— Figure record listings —
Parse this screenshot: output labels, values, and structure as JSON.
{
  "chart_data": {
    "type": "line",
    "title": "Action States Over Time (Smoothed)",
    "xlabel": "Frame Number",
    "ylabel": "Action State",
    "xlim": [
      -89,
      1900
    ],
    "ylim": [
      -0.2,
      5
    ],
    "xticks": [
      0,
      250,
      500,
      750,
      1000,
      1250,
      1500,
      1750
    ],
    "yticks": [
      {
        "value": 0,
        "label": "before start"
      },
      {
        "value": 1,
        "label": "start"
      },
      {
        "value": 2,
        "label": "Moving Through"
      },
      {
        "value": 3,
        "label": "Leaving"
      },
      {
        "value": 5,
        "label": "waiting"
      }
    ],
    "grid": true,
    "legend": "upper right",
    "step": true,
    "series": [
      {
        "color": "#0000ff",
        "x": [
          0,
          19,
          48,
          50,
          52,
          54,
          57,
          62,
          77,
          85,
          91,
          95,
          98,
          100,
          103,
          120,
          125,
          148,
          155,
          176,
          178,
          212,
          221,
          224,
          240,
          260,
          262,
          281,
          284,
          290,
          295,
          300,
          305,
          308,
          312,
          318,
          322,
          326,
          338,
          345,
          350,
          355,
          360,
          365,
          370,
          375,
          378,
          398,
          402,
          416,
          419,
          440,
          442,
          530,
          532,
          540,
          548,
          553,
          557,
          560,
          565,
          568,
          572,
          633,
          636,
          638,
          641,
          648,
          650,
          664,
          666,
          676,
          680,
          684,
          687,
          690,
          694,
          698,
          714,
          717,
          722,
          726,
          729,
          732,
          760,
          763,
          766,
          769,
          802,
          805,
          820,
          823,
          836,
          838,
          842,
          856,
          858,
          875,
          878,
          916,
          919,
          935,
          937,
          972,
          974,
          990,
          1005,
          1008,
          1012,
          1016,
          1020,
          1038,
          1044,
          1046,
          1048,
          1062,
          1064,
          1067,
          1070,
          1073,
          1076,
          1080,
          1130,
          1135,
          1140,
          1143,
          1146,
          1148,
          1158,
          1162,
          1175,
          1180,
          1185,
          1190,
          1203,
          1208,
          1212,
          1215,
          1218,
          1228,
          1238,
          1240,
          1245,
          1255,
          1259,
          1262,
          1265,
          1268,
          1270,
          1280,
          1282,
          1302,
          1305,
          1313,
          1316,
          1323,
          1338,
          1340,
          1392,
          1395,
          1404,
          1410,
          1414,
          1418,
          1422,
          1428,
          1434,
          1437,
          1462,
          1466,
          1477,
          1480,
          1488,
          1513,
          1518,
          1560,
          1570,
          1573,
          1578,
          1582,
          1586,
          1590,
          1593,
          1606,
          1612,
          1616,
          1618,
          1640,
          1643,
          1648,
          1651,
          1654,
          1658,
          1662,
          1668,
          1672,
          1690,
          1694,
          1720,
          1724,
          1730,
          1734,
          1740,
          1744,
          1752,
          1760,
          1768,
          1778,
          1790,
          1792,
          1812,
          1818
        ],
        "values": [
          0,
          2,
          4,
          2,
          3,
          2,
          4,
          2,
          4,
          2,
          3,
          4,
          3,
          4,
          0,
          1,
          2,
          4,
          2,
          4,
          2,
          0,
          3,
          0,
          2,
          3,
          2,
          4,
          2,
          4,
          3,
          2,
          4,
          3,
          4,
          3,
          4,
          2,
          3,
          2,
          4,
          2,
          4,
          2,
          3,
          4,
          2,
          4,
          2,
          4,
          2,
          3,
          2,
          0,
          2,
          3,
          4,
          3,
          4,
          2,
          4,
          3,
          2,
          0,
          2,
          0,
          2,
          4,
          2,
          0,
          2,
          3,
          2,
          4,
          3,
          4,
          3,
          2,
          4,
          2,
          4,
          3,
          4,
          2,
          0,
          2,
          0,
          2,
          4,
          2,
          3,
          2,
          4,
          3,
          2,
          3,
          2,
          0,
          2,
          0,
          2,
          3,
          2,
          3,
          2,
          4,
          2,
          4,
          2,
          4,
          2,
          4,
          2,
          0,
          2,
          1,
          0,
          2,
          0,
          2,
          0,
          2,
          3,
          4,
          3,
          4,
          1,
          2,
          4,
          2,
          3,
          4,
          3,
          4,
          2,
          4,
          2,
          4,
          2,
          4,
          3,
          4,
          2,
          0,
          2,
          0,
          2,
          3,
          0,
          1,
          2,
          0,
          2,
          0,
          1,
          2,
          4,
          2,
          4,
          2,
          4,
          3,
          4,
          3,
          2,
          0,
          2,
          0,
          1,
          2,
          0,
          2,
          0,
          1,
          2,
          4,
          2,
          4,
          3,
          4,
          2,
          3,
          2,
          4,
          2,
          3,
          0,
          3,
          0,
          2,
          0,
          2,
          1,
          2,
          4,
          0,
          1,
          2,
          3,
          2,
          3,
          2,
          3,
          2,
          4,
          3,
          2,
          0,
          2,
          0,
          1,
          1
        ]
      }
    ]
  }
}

— Exercise directions —
Set down the material above again, word for word.

— Task result —
Parse this screenshot: output labels, values, and structure as JSON.
{
  "chart_data": {
    "type": "line",
    "title": "Action States Over Time (Smoothed)",
    "xlabel": "Frame Number",
    "ylabel": "Action State",
    "xlim": [
      -89,
      1900
    ],
    "ylim": [
      -0.2,
      5
    ],
    "xticks": [
      0,
      250,
      500,
      750,
      1000,
      1250,
      1500,
      1750
    ],
    "yticks": [
      {
        "value": 0,
        "label": "before start"
      },
      {
        "value": 1,
        "label": "start"
      },
      {
        "value": 2,
        "label": "Moving Through"
      },
      {
        "value": 3,
        "label": "Leaving"
      },
      {
        "value": 5,
        "label": "waiting"
      }
    ],
    "grid": true,
    "legend": "upper right",
    "step": true,
    "series": [
      {
        "color": "#0000ff",
        "x": [
          0,
          19,
          48,
          50,
          52,
          54,
          57,
          62,
          77,
          85,
          91,
          95,
          98,
          100,
          103,
          120,
          125,
          148,
          155,
          176,
          178,
          212,
          221,
          224,
          240,
          260,
          262,
          281,
          284,
          290,
          295,
          300,
          305,
          308,
          312,
          318,
          322,
          326,
          338,
          345,
          350,
          355,
          360,
          365,
          370,
          375,
          378,
          398,
          402,
          416,
          419,
          440,
          442,
          530,
          532,
          540,
          548,
          553,
          557,
          560,
          565,
          568,
          572,
          633,
          636,
          638,
          641,
          648,
          650,
          664,
          666,
          676,
          680,
          684,
          687,
          690,
          694,
          698,
          714,
          717,
          722,
          726,
          729,
          732,
          760,
          763,
          766,
          769,
          802,
          805,
          820,
          823,
          836,
          838,
          842,
          856,
          858,
          875,
          878,
          916,
          919,
          935,
          937,
          972,
          974,
          990,
          1005,
          1008,
          1012,
          1016,
          1020,
          1038,
          1044,
          1046,
          1048,
          1062,
          1064,
          1067,
          1070,
          1073,
          1076,
          1080,
          1130,
          1135,
          1140,
          1143,
          1146,
          1148,
          1158,
          1162,
          1175,
          1180,
          1185,
          1190,
          1203,
          1208,
          1212,
          1215,
          1218,
          1228,
          1238,
          1240,
          1245,
          1255,
          1259,
          1262,
          1265,
          1268,
          1270,
          1280,
          1282,
          1302,
          1305,
          1313,
          1316,
          1323,
          1338,
          1340,
          1392,
          1395,
          1404,
          1410,
          1414,
          1418,
          1422,
          1428,
          1434,
          1437,
          1462,
          1466,
          1477,
          1480,
          1488,
          1513,
          1518,
          1560,
          1570,
          1573,
          1578,
          1582,
          1586,
          1590,
          1593,
          1606,
          1612,
          1616,
          1618,
          1640,
          1643,
          1648,
          1651,
          1654,
          1658,
          1662,
          1668,
          1672,
          1690,
          1694,
          1720,
          1724,
          1730,
          1734,
          1740,
          1744,
          1752,
          1760,
          1768,
          1778,
          1790,
          1792,
          1812,
          1818
        ],
        "values": [
          0,
          2,
          4,
          2,
          3,
          2,
          4,
          2,
          4,
          2,
          3,
          4,
          3,
          4,
          0,
          1,
          2,
          4,
          2,
          4,
          2,
          0,
          3,
          0,
          2,
          3,
          2,
          4,
          2,
          4,
          3,
          2,
          4,
          3,
          4,
          3,
          4,
          2,
          3,
          2,
          4,
          2,
          4,
          2,
          3,
          4,
          2,
          4,
          2,
          4,
          2,
          3,
          2,
          0,
          2,
          3,
          4,
          3,
          4,
          2,
          4,
          3,
          2,
          0,
          2,
          0,
          2,
          4,
          2,
          0,
          2,
          3,
          2,
          4,
          3,
          4,
          3,
          2,
          4,
          2,
          4,
          3,
          4,
          2,
          0,
          2,
          0,
          2,
          4,
          2,
          3,
          2,
          4,
          3,
          2,
          3,
          2,
          0,
          2,
          0,
          2,
          3,
          2,
          3,
          2,
          4,
          2,
          4,
          2,
          4,
          2,
          4,
          2,
          0,
          2,
          1,
          0,
          2,
          0,
          2,
          0,
          2,
          3,
          4,
          3,
          4,
          1,
          2,
          4,
          2,
          3,
          4,
          3,
          4,
          2,
          4,
          2,
          4,
          2,
          4,
          3,
          4,
          2,
          0,
          2,
          0,
          2,
          3,
          0,
          1,
          2,
          0,
          2,
          0,
          1,
          2,
          4,
          2,
          4,
          2,
          4,
          3,
          4,
          3,
          2,
          0,
          2,
          0,
          1,
          2,
          0,
          2,
          0,
          1,
          2,
          4,
          2,
          4,
          3,
          4,
          2,
          3,
          2,
          4,
          2,
          3,
          0,
          3,
          0,
          2,
          0,
          2,
          1,
          2,
          4,
          0,
          1,
          2,
          3,
          2,
          3,
          2,
          3,
          2,
          4,
          3,
          2,
          0,
          2,
          0,
          1,
          1
        ]
      }
    ]
  }
}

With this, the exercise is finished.